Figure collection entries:
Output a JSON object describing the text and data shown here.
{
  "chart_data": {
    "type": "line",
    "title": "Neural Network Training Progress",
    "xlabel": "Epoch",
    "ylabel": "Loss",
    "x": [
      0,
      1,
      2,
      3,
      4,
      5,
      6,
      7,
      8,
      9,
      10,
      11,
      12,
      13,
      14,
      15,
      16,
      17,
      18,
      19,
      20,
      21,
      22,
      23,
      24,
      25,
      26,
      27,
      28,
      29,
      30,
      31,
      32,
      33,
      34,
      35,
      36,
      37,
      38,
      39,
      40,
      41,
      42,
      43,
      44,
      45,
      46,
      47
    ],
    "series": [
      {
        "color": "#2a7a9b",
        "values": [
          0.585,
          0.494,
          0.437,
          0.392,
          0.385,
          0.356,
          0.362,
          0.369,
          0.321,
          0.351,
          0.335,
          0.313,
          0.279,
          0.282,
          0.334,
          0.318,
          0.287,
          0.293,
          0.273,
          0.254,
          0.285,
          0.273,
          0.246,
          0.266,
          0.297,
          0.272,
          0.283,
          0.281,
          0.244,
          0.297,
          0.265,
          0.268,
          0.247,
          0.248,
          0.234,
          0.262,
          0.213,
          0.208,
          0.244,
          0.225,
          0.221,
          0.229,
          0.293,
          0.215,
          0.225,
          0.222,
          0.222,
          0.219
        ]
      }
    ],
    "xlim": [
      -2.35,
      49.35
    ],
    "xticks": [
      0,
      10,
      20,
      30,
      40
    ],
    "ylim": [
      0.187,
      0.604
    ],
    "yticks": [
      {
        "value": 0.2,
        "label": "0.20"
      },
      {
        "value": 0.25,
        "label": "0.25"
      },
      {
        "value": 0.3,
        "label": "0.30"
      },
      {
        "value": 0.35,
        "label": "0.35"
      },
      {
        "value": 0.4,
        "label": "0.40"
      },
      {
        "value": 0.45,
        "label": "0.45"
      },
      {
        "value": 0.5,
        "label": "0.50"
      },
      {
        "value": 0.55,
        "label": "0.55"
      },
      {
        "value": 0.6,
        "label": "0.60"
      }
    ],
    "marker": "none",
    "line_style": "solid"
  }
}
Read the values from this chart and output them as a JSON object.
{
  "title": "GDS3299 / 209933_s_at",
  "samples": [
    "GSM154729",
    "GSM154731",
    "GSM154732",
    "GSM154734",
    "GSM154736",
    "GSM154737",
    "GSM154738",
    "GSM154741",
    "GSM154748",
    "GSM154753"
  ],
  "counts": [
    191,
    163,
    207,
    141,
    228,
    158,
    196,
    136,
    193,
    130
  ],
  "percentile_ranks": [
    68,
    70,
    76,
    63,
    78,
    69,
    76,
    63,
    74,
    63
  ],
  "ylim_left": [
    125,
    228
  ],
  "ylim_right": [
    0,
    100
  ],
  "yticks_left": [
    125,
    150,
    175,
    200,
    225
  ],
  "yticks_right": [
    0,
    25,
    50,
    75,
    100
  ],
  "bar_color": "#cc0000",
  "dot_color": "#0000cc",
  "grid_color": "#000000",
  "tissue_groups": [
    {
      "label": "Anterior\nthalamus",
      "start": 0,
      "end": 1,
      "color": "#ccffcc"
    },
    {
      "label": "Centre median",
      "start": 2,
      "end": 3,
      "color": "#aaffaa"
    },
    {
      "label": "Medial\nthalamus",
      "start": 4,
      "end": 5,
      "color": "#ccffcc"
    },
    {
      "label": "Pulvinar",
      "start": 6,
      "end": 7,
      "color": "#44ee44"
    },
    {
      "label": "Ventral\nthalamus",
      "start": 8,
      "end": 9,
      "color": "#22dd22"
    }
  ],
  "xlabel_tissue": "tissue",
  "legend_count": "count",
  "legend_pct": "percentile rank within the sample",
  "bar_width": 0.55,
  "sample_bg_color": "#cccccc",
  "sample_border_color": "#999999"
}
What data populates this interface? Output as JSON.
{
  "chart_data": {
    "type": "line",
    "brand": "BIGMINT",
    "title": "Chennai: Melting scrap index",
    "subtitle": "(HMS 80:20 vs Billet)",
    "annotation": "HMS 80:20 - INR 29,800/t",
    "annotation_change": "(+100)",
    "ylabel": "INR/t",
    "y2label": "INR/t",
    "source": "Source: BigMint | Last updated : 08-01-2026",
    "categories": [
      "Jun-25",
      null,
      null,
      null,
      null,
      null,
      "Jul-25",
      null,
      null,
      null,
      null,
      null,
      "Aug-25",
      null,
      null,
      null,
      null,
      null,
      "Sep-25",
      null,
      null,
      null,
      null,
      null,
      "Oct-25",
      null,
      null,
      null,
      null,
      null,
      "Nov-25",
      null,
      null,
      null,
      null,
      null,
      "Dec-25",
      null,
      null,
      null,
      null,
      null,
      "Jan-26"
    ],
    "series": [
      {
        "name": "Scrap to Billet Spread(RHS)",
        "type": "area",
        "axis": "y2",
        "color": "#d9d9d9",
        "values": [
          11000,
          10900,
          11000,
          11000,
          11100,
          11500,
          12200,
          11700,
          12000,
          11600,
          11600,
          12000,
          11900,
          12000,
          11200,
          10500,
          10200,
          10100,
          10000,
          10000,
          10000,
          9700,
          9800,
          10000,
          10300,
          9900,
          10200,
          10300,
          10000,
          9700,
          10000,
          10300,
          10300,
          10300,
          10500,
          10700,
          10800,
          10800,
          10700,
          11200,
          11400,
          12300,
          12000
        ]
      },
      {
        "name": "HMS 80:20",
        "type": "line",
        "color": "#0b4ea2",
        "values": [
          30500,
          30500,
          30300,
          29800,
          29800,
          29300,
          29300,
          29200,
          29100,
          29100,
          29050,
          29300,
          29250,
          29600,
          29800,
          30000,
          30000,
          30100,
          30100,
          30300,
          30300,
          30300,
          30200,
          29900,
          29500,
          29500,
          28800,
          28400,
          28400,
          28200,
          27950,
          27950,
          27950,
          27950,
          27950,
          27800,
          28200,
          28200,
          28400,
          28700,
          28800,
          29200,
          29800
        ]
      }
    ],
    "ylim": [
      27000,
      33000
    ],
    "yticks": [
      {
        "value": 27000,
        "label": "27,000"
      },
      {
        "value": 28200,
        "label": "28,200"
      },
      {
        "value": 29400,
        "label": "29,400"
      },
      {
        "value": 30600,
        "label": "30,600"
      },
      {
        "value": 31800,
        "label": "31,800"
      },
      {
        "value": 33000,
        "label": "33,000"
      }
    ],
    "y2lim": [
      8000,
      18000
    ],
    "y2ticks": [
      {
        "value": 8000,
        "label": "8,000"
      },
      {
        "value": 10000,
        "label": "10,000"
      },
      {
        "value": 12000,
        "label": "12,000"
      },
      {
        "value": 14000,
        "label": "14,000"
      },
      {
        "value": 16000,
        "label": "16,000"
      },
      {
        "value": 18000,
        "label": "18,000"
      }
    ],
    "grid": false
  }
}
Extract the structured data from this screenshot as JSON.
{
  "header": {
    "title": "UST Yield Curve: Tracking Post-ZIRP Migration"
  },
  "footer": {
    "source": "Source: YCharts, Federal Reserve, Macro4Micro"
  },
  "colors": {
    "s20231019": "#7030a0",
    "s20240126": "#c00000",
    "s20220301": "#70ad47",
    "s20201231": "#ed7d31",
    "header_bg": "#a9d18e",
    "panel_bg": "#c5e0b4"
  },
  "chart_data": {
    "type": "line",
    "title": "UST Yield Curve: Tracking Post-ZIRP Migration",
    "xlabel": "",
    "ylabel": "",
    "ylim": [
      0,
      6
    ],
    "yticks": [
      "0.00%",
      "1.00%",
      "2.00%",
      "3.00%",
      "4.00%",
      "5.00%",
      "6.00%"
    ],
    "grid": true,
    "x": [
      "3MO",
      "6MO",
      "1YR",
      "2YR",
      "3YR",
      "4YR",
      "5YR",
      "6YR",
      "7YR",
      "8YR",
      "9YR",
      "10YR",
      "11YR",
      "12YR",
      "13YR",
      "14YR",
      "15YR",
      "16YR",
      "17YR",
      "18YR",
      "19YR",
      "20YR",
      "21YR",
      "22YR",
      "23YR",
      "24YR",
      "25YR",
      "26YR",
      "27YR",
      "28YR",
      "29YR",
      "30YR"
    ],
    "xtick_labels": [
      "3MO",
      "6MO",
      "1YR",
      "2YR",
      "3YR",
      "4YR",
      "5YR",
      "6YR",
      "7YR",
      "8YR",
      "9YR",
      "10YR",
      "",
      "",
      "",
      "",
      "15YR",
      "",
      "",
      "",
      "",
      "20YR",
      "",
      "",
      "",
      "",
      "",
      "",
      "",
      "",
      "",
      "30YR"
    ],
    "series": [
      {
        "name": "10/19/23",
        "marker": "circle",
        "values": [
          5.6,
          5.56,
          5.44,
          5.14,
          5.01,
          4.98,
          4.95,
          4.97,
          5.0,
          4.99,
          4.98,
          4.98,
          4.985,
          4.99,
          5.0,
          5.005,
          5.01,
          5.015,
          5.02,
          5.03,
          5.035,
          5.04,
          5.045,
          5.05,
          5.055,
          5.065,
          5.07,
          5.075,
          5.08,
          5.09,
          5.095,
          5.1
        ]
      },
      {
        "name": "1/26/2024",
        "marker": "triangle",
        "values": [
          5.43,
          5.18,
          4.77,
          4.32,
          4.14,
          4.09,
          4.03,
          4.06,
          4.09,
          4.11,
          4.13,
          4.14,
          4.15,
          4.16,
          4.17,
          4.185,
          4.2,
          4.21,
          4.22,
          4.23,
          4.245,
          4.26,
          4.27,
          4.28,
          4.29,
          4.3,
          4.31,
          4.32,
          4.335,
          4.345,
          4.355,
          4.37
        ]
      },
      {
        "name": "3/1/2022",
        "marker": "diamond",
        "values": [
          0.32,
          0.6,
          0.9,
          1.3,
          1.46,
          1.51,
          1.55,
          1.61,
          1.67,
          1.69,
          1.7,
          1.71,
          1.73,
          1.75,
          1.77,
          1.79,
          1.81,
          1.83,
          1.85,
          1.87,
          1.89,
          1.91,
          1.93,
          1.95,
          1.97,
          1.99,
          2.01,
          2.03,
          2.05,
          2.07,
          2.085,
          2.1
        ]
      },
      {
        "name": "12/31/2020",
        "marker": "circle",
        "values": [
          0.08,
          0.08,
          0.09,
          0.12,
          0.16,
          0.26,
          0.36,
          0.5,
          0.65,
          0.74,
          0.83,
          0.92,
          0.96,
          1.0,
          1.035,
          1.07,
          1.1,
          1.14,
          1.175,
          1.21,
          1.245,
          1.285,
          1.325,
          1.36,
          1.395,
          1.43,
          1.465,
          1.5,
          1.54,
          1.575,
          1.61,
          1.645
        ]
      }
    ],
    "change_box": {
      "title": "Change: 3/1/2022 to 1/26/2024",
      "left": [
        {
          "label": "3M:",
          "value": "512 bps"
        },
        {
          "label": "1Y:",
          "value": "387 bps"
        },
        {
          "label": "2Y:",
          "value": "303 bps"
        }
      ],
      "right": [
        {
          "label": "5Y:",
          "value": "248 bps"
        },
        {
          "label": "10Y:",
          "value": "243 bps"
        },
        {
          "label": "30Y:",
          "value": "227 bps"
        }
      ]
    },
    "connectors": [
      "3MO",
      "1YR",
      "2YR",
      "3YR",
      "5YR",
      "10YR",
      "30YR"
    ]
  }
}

Objective:
Pull every line containing the word "ZIRP" out of the material.

Right answer:
    "title": "UST Yield Curve: Tracking Post-ZIRP Migration"
    "title": "UST Yield Curve: Tracking Post-ZIRP Migration",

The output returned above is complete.